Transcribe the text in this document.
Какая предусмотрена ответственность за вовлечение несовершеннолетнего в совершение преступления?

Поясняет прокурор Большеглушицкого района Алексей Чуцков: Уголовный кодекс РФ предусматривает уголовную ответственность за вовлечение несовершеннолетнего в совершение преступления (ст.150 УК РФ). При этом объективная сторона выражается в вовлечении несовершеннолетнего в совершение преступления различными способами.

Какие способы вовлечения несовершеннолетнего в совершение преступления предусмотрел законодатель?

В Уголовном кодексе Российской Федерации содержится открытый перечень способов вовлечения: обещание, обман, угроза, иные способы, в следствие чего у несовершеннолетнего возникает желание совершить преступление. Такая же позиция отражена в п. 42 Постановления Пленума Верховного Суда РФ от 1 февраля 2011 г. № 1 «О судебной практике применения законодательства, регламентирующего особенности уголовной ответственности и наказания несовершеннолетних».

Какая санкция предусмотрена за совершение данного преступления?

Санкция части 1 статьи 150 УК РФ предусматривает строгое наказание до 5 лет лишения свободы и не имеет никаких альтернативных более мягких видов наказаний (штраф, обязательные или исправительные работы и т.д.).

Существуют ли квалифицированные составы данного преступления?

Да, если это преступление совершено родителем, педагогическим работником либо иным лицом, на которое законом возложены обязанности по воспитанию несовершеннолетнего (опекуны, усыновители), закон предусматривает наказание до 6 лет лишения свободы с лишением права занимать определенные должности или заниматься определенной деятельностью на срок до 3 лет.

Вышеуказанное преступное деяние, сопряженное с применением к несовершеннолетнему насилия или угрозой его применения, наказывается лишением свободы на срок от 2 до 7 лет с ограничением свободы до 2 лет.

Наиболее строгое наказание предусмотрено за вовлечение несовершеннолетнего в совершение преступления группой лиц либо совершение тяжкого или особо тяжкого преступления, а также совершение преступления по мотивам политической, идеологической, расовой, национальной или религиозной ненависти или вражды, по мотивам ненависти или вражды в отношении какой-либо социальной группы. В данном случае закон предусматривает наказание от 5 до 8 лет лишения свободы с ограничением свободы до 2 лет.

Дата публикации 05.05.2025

○ ○ ○ ○

INSTRUCTION ▸
Output the entries verbatim.

EXERCISE SOLUTION ▸
Transcribe the text in this document.
Какая предусмотрена ответственность за вовлечение несовершеннолетнего в совершение преступления?

Поясняет прокурор Большеглушицкого района Алексей Чуцков: Уголовный кодекс РФ предусматривает уголовную ответственность за вовлечение несовершеннолетнего в совершение преступления (ст.150 УК РФ). При этом объективная сторона выражается в вовлечении несовершеннолетнего в совершение преступления различными способами.

Какие способы вовлечения несовершеннолетнего в совершение преступления предусмотрел законодатель?

В Уголовном кодексе Российской Федерации содержится открытый перечень способов вовлечения: обещание, обман, угроза, иные способы, в следствие чего у несовершеннолетнего возникает желание совершить преступление. Такая же позиция отражена в п. 42 Постановления Пленума Верховного Суда РФ от 1 февраля 2011 г. № 1 «О судебной практике применения законодательства, регламентирующего особенности уголовной ответственности и наказания несовершеннолетних».

Какая санкция предусмотрена за совершение данного преступления?

Санкция части 1 статьи 150 УК РФ предусматривает строгое наказание до 5 лет лишения свободы и не имеет никаких альтернативных более мягких видов наказаний (штраф, обязательные или исправительные работы и т.д.).

Существуют ли квалифицированные составы данного преступления?

Да, если это преступление совершено родителем, педагогическим работником либо иным лицом, на которое законом возложены обязанности по воспитанию несовершеннолетнего (опекуны, усыновители), закон предусматривает наказание до 6 лет лишения свободы с лишением права занимать определенные должности или заниматься определенной деятельностью на срок до 3 лет.

Вышеуказанное преступное деяние, сопряженное с применением к несовершеннолетнему насилия или угрозой его применения, наказывается лишением свободы на срок от 2 до 7 лет с ограничением свободы до 2 лет.

Наиболее строгое наказание предусмотрено за вовлечение несовершеннолетнего в совершение преступления группой лиц либо совершение тяжкого или особо тяжкого преступления, а также совершение преступления по мотивам политической, идеологической, расовой, национальной или религиозной ненависти или вражды, по мотивам ненависти или вражды в отношении какой-либо социальной группы. В данном случае закон предусматривает наказание от 5 до 8 лет лишения свободы с ограничением свободы до 2 лет.

Дата публикации 05.05.2025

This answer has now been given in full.